Collected data entries:
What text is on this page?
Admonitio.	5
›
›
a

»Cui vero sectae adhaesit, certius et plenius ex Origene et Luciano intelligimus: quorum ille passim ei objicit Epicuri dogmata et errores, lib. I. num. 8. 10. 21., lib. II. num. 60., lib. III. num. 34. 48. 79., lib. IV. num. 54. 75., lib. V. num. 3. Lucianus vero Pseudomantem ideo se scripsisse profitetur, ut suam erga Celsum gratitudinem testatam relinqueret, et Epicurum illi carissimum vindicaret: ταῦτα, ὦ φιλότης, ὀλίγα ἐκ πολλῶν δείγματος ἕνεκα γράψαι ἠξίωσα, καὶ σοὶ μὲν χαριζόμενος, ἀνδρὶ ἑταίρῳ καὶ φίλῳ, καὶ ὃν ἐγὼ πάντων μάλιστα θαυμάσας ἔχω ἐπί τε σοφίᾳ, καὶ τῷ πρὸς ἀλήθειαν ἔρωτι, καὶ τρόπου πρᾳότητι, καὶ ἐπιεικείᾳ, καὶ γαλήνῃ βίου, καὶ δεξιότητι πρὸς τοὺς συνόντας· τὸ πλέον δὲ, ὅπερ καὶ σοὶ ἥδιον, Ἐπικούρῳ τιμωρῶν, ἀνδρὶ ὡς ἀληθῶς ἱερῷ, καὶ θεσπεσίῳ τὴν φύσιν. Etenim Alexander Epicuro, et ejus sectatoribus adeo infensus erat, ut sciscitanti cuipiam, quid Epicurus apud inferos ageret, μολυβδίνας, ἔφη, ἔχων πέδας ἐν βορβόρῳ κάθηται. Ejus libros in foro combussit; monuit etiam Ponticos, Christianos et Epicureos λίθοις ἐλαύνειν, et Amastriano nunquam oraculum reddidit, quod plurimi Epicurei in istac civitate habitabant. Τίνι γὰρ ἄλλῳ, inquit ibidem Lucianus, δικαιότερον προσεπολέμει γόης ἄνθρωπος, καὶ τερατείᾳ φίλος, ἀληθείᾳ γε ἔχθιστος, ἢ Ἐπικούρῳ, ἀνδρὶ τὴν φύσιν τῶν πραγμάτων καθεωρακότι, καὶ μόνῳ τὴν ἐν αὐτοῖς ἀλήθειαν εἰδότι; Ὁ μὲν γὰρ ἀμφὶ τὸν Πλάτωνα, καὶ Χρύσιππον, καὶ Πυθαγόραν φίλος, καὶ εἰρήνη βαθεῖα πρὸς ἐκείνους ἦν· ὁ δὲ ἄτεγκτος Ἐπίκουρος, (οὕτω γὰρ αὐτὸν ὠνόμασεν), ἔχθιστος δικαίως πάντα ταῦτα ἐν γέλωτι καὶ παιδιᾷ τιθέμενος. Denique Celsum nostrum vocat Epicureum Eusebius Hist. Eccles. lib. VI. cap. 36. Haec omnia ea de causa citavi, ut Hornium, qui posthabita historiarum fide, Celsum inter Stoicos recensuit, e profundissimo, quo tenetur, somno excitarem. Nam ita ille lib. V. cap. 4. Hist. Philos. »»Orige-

_What is needed_. Repeat all of the records above exactly as they appear.

_Written answer_.
What text is on this page?
Admonitio.	5
›
›
a

»Cui vero sectae adhaesit, certius et plenius ex Origene et Luciano intelligimus: quorum ille passim ei objicit Epicuri dogmata et errores, lib. I. num. 8. 10. 21., lib. II. num. 60., lib. III. num. 34. 48. 79., lib. IV. num. 54. 75., lib. V. num. 3. Lucianus vero Pseudomantem ideo se scripsisse profitetur, ut suam erga Celsum gratitudinem testatam relinqueret, et Epicurum illi carissimum vindicaret: ταῦτα, ὦ φιλότης, ὀλίγα ἐκ πολλῶν δείγματος ἕνεκα γράψαι ἠξίωσα, καὶ σοὶ μὲν χαριζόμενος, ἀνδρὶ ἑταίρῳ καὶ φίλῳ, καὶ ὃν ἐγὼ πάντων μάλιστα θαυμάσας ἔχω ἐπί τε σοφίᾳ, καὶ τῷ πρὸς ἀλήθειαν ἔρωτι, καὶ τρόπου πρᾳότητι, καὶ ἐπιεικείᾳ, καὶ γαλήνῃ βίου, καὶ δεξιότητι πρὸς τοὺς συνόντας· τὸ πλέον δὲ, ὅπερ καὶ σοὶ ἥδιον, Ἐπικούρῳ τιμωρῶν, ἀνδρὶ ὡς ἀληθῶς ἱερῷ, καὶ θεσπεσίῳ τὴν φύσιν. Etenim Alexander Epicuro, et ejus sectatoribus adeo infensus erat, ut sciscitanti cuipiam, quid Epicurus apud inferos ageret, μολυβδίνας, ἔφη, ἔχων πέδας ἐν βορβόρῳ κάθηται. Ejus libros in foro combussit; monuit etiam Ponticos, Christianos et Epicureos λίθοις ἐλαύνειν, et Amastriano nunquam oraculum reddidit, quod plurimi Epicurei in istac civitate habitabant. Τίνι γὰρ ἄλλῳ, inquit ibidem Lucianus, δικαιότερον προσεπολέμει γόης ἄνθρωπος, καὶ τερατείᾳ φίλος, ἀληθείᾳ γε ἔχθιστος, ἢ Ἐπικούρῳ, ἀνδρὶ τὴν φύσιν τῶν πραγμάτων καθεωρακότι, καὶ μόνῳ τὴν ἐν αὐτοῖς ἀλήθειαν εἰδότι; Ὁ μὲν γὰρ ἀμφὶ τὸν Πλάτωνα, καὶ Χρύσιππον, καὶ Πυθαγόραν φίλος, καὶ εἰρήνη βαθεῖα πρὸς ἐκείνους ἦν· ὁ δὲ ἄτεγκτος Ἐπίκουρος, (οὕτω γὰρ αὐτὸν ὠνόμασεν), ἔχθιστος δικαίως πάντα ταῦτα ἐν γέλωτι καὶ παιδιᾷ τιθέμενος. Denique Celsum nostrum vocat Epicureum Eusebius Hist. Eccles. lib. VI. cap. 36. Haec omnia ea de causa citavi, ut Hornium, qui posthabita historiarum fide, Celsum inter Stoicos recensuit, e profundissimo, quo tenetur, somno excitarem. Nam ita ille lib. V. cap. 4. Hist. Philos. »»Orige-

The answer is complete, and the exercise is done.